(Input for this task):
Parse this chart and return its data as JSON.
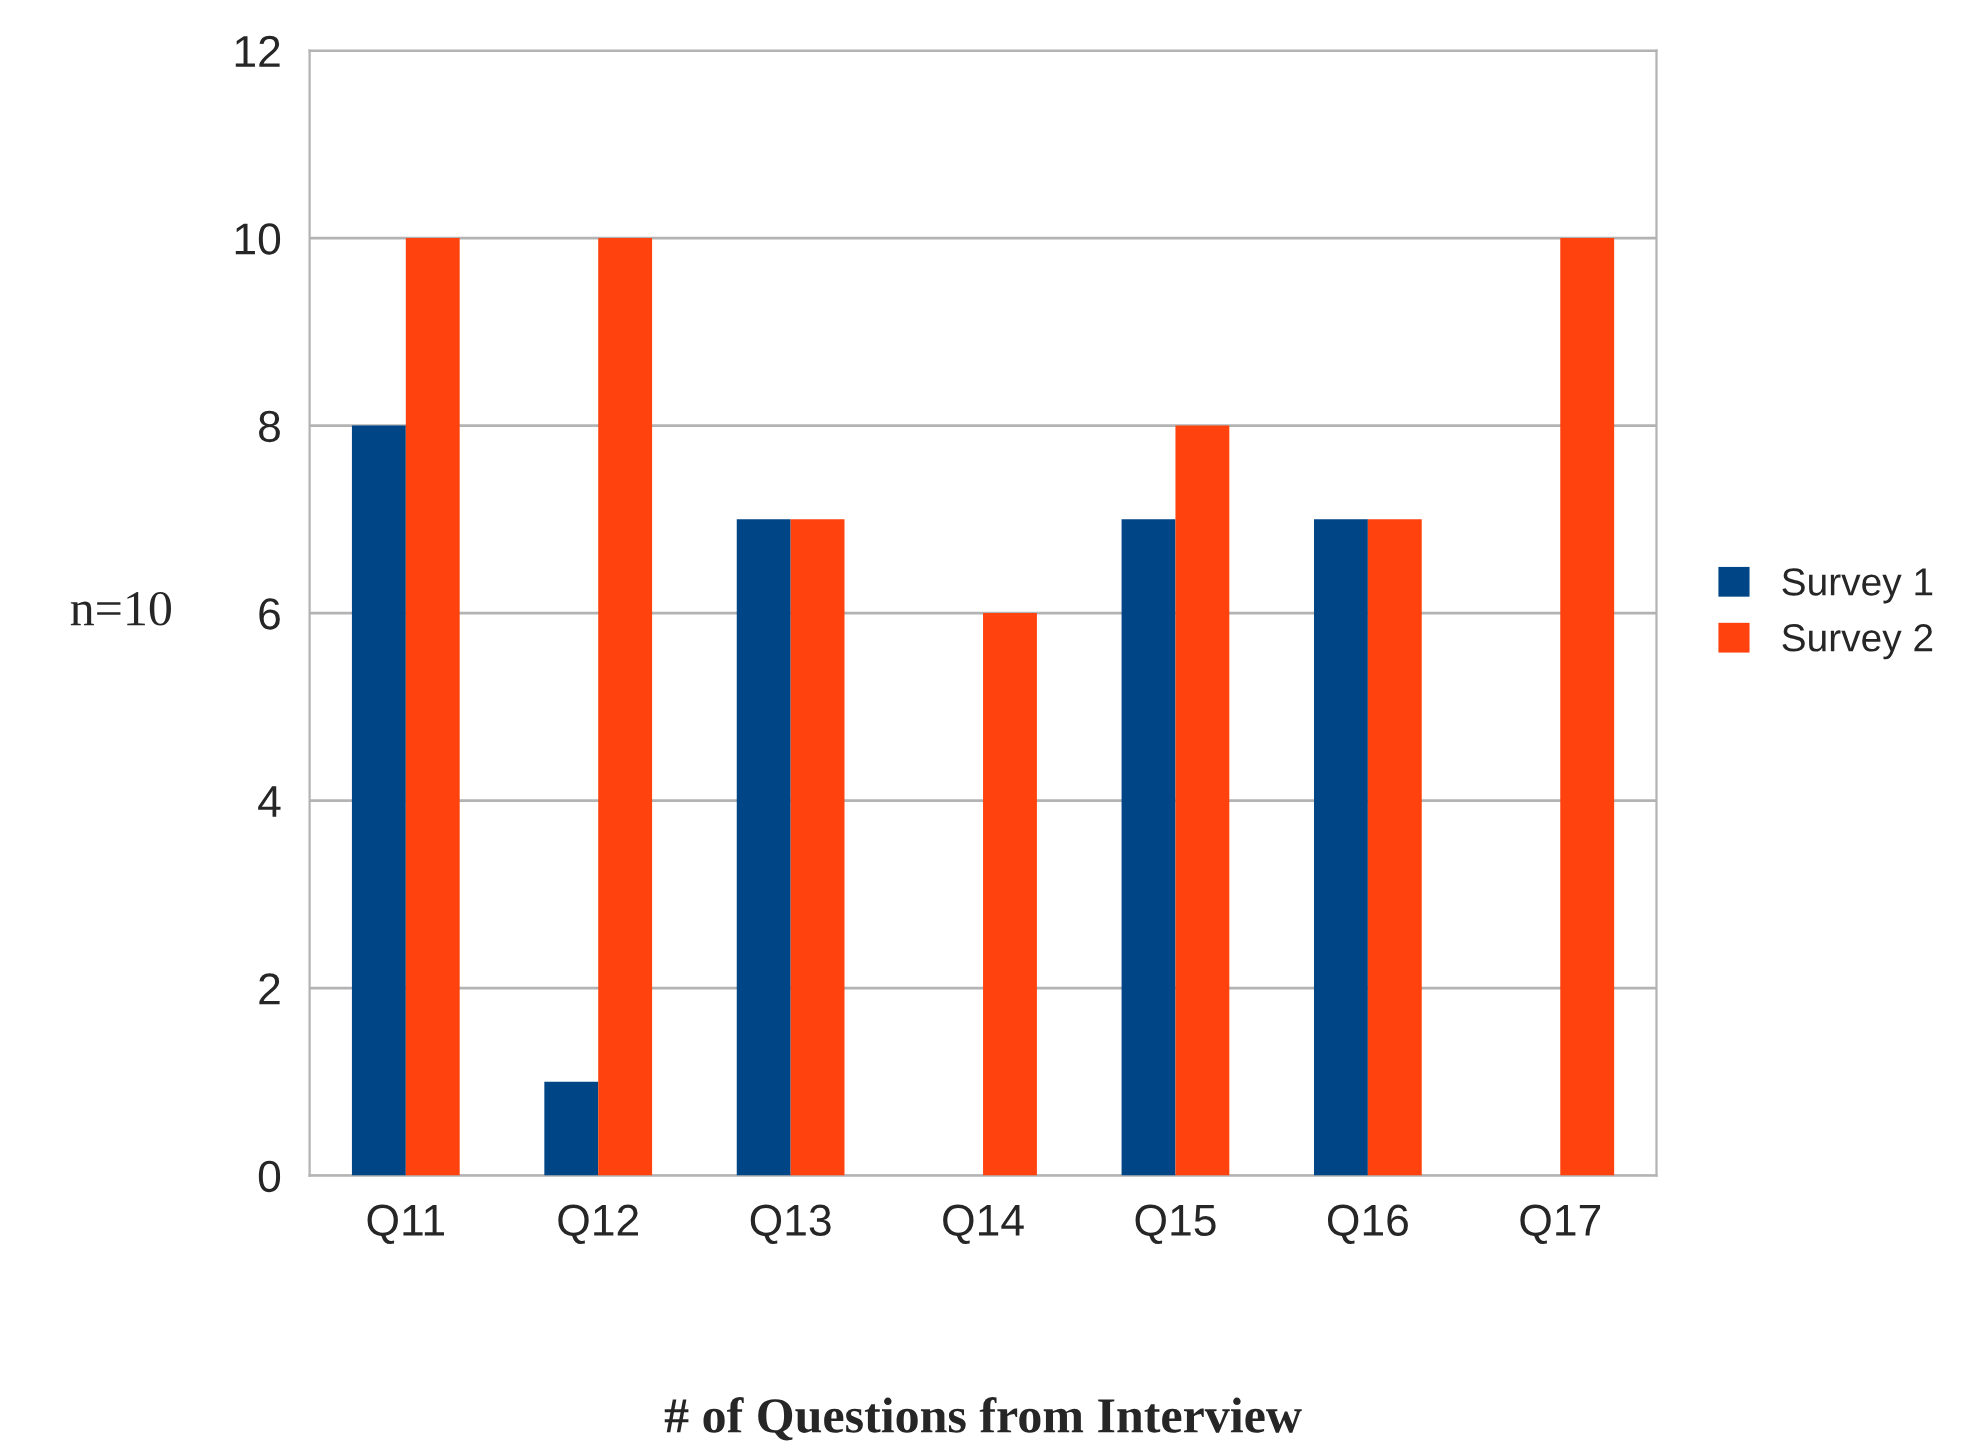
{
  "chart_data": {
    "type": "bar",
    "ylabel": "n=10",
    "xlabel": "# of Questions from Interview",
    "categories": [
      "Q11",
      "Q12",
      "Q13",
      "Q14",
      "Q15",
      "Q16",
      "Q17"
    ],
    "series": [
      {
        "name": "Survey 1",
        "color": "#004586",
        "values": [
          8,
          1,
          7,
          0,
          7,
          7,
          0
        ]
      },
      {
        "name": "Survey 2",
        "color": "#ff420e",
        "values": [
          10,
          10,
          7,
          6,
          8,
          7,
          10
        ]
      }
    ],
    "ylim": [
      0,
      12
    ],
    "yticks": [
      0,
      2,
      4,
      6,
      8,
      10,
      12
    ],
    "grid": "y",
    "legend": "right"
  }
}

(Do this):
Set down the material above as is, without any pictures.

(Final result):
Parse this chart and return its data as JSON.
{
  "chart_data": {
    "type": "bar",
    "ylabel": "n=10",
    "xlabel": "# of Questions from Interview",
    "categories": [
      "Q11",
      "Q12",
      "Q13",
      "Q14",
      "Q15",
      "Q16",
      "Q17"
    ],
    "series": [
      {
        "name": "Survey 1",
        "color": "#004586",
        "values": [
          8,
          1,
          7,
          0,
          7,
          7,
          0
        ]
      },
      {
        "name": "Survey 2",
        "color": "#ff420e",
        "values": [
          10,
          10,
          7,
          6,
          8,
          7,
          10
        ]
      }
    ],
    "ylim": [
      0,
      12
    ],
    "yticks": [
      0,
      2,
      4,
      6,
      8,
      10,
      12
    ],
    "grid": "y",
    "legend": "right"
  }
}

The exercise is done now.